Write out the data below in full. Keep it exact.

Stored data entries
______

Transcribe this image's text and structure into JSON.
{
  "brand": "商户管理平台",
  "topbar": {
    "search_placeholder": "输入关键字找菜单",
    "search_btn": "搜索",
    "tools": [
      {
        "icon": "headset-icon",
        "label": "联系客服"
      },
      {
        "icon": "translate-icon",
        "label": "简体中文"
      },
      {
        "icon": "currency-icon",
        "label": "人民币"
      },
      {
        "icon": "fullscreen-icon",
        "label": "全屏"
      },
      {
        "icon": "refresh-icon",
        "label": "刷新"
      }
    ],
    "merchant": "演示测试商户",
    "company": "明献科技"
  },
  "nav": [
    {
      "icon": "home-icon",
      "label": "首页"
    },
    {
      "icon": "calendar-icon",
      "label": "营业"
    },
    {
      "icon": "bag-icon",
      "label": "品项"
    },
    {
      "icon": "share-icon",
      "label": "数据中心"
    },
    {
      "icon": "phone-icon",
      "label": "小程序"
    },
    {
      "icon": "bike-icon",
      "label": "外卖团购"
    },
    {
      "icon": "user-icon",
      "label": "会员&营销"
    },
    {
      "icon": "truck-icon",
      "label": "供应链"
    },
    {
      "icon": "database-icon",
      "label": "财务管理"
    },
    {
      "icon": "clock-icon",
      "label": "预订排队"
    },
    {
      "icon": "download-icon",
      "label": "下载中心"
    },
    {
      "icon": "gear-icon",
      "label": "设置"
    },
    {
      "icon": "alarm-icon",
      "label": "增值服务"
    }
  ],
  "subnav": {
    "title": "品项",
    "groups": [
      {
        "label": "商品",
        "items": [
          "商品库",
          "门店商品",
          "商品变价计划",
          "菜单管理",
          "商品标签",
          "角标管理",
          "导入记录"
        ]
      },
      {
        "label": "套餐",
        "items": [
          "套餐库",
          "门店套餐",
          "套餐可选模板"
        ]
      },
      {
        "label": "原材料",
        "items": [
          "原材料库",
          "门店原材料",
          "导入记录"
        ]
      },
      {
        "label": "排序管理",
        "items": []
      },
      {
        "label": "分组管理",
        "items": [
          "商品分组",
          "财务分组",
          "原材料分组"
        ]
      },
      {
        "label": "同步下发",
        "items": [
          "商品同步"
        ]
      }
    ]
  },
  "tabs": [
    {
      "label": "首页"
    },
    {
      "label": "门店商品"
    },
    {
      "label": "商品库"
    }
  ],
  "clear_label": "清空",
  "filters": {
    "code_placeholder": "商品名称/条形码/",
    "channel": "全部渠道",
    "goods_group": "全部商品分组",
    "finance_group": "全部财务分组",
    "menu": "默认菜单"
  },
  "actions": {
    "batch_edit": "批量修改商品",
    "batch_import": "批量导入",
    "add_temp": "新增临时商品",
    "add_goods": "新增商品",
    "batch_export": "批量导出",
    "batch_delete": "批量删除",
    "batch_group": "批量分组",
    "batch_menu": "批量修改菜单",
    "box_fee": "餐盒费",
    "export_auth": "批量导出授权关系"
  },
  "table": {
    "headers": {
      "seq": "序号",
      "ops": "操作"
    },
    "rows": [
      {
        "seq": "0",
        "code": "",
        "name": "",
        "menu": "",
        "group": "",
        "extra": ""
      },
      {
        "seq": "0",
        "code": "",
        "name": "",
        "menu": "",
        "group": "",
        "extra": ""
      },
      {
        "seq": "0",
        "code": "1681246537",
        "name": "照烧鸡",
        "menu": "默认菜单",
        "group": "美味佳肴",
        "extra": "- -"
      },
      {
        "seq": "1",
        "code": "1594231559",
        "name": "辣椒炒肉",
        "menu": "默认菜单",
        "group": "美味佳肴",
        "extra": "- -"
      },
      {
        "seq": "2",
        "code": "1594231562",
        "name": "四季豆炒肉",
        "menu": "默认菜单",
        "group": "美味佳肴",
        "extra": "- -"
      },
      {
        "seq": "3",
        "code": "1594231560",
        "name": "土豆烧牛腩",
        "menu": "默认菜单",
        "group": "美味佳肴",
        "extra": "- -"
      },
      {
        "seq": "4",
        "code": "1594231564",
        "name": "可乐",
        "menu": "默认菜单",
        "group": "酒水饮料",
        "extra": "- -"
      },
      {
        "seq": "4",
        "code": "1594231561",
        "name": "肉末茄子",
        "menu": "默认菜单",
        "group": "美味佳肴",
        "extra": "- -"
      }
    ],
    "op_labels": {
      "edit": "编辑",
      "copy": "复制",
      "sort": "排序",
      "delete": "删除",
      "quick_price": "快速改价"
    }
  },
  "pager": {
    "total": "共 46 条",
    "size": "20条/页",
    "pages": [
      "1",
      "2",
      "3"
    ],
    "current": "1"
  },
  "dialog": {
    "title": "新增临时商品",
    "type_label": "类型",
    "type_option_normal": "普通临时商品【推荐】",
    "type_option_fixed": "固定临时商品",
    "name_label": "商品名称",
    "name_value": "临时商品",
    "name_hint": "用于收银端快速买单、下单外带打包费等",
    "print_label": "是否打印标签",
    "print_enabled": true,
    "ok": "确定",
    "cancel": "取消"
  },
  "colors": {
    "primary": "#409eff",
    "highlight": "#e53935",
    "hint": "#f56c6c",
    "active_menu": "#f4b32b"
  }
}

______

## Output
Transcribe this image's text and structure into JSON.
{
  "brand": "商户管理平台",
  "topbar": {
    "search_placeholder": "输入关键字找菜单",
    "search_btn": "搜索",
    "tools": [
      {
        "icon": "headset-icon",
        "label": "联系客服"
      },
      {
        "icon": "translate-icon",
        "label": "简体中文"
      },
      {
        "icon": "currency-icon",
        "label": "人民币"
      },
      {
        "icon": "fullscreen-icon",
        "label": "全屏"
      },
      {
        "icon": "refresh-icon",
        "label": "刷新"
      }
    ],
    "merchant": "演示测试商户",
    "company": "明献科技"
  },
  "nav": [
    {
      "icon": "home-icon",
      "label": "首页"
    },
    {
      "icon": "calendar-icon",
      "label": "营业"
    },
    {
      "icon": "bag-icon",
      "label": "品项"
    },
    {
      "icon": "share-icon",
      "label": "数据中心"
    },
    {
      "icon": "phone-icon",
      "label": "小程序"
    },
    {
      "icon": "bike-icon",
      "label": "外卖团购"
    },
    {
      "icon": "user-icon",
      "label": "会员&营销"
    },
    {
      "icon": "truck-icon",
      "label": "供应链"
    },
    {
      "icon": "database-icon",
      "label": "财务管理"
    },
    {
      "icon": "clock-icon",
      "label": "预订排队"
    },
    {
      "icon": "download-icon",
      "label": "下载中心"
    },
    {
      "icon": "gear-icon",
      "label": "设置"
    },
    {
      "icon": "alarm-icon",
      "label": "增值服务"
    }
  ],
  "subnav": {
    "title": "品项",
    "groups": [
      {
        "label": "商品",
        "items": [
          "商品库",
          "门店商品",
          "商品变价计划",
          "菜单管理",
          "商品标签",
          "角标管理",
          "导入记录"
        ]
      },
      {
        "label": "套餐",
        "items": [
          "套餐库",
          "门店套餐",
          "套餐可选模板"
        ]
      },
      {
        "label": "原材料",
        "items": [
          "原材料库",
          "门店原材料",
          "导入记录"
        ]
      },
      {
        "label": "排序管理",
        "items": []
      },
      {
        "label": "分组管理",
        "items": [
          "商品分组",
          "财务分组",
          "原材料分组"
        ]
      },
      {
        "label": "同步下发",
        "items": [
          "商品同步"
        ]
      }
    ]
  },
  "tabs": [
    {
      "label": "首页"
    },
    {
      "label": "门店商品"
    },
    {
      "label": "商品库"
    }
  ],
  "clear_label": "清空",
  "filters": {
    "code_placeholder": "商品名称/条形码/",
    "channel": "全部渠道",
    "goods_group": "全部商品分组",
    "finance_group": "全部财务分组",
    "menu": "默认菜单"
  },
  "actions": {
    "batch_edit": "批量修改商品",
    "batch_import": "批量导入",
    "add_temp": "新增临时商品",
    "add_goods": "新增商品",
    "batch_export": "批量导出",
    "batch_delete": "批量删除",
    "batch_group": "批量分组",
    "batch_menu": "批量修改菜单",
    "box_fee": "餐盒费",
    "export_auth": "批量导出授权关系"
  },
  "table": {
    "headers": {
      "seq": "序号",
      "ops": "操作"
    },
    "rows": [
      {
        "seq": "0",
        "code": "",
        "name": "",
        "menu": "",
        "group": "",
        "extra": ""
      },
      {
        "seq": "0",
        "code": "",
        "name": "",
        "menu": "",
        "group": "",
        "extra": ""
      },
      {
        "seq": "0",
        "code": "1681246537",
        "name": "照烧鸡",
        "menu": "默认菜单",
        "group": "美味佳肴",
        "extra": "- -"
      },
      {
        "seq": "1",
        "code": "1594231559",
        "name": "辣椒炒肉",
        "menu": "默认菜单",
        "group": "美味佳肴",
        "extra": "- -"
      },
      {
        "seq": "2",
        "code": "1594231562",
        "name": "四季豆炒肉",
        "menu": "默认菜单",
        "group": "美味佳肴",
        "extra": "- -"
      },
      {
        "seq": "3",
        "code": "1594231560",
        "name": "土豆烧牛腩",
        "menu": "默认菜单",
        "group": "美味佳肴",
        "extra": "- -"
      },
      {
        "seq": "4",
        "code": "1594231564",
        "name": "可乐",
        "menu": "默认菜单",
        "group": "酒水饮料",
        "extra": "- -"
      },
      {
        "seq": "4",
        "code": "1594231561",
        "name": "肉末茄子",
        "menu": "默认菜单",
        "group": "美味佳肴",
        "extra": "- -"
      }
    ],
    "op_labels": {
      "edit": "编辑",
      "copy": "复制",
      "sort": "排序",
      "delete": "删除",
      "quick_price": "快速改价"
    }
  },
  "pager": {
    "total": "共 46 条",
    "size": "20条/页",
    "pages": [
      "1",
      "2",
      "3"
    ],
    "current": "1"
  },
  "dialog": {
    "title": "新增临时商品",
    "type_label": "类型",
    "type_option_normal": "普通临时商品【推荐】",
    "type_option_fixed": "固定临时商品",
    "name_label": "商品名称",
    "name_value": "临时商品",
    "name_hint": "用于收银端快速买单、下单外带打包费等",
    "print_label": "是否打印标签",
    "print_enabled": true,
    "ok": "确定",
    "cancel": "取消"
  },
  "colors": {
    "primary": "#409eff",
    "highlight": "#e53935",
    "hint": "#f56c6c",
    "active_menu": "#f4b32b"
  }
}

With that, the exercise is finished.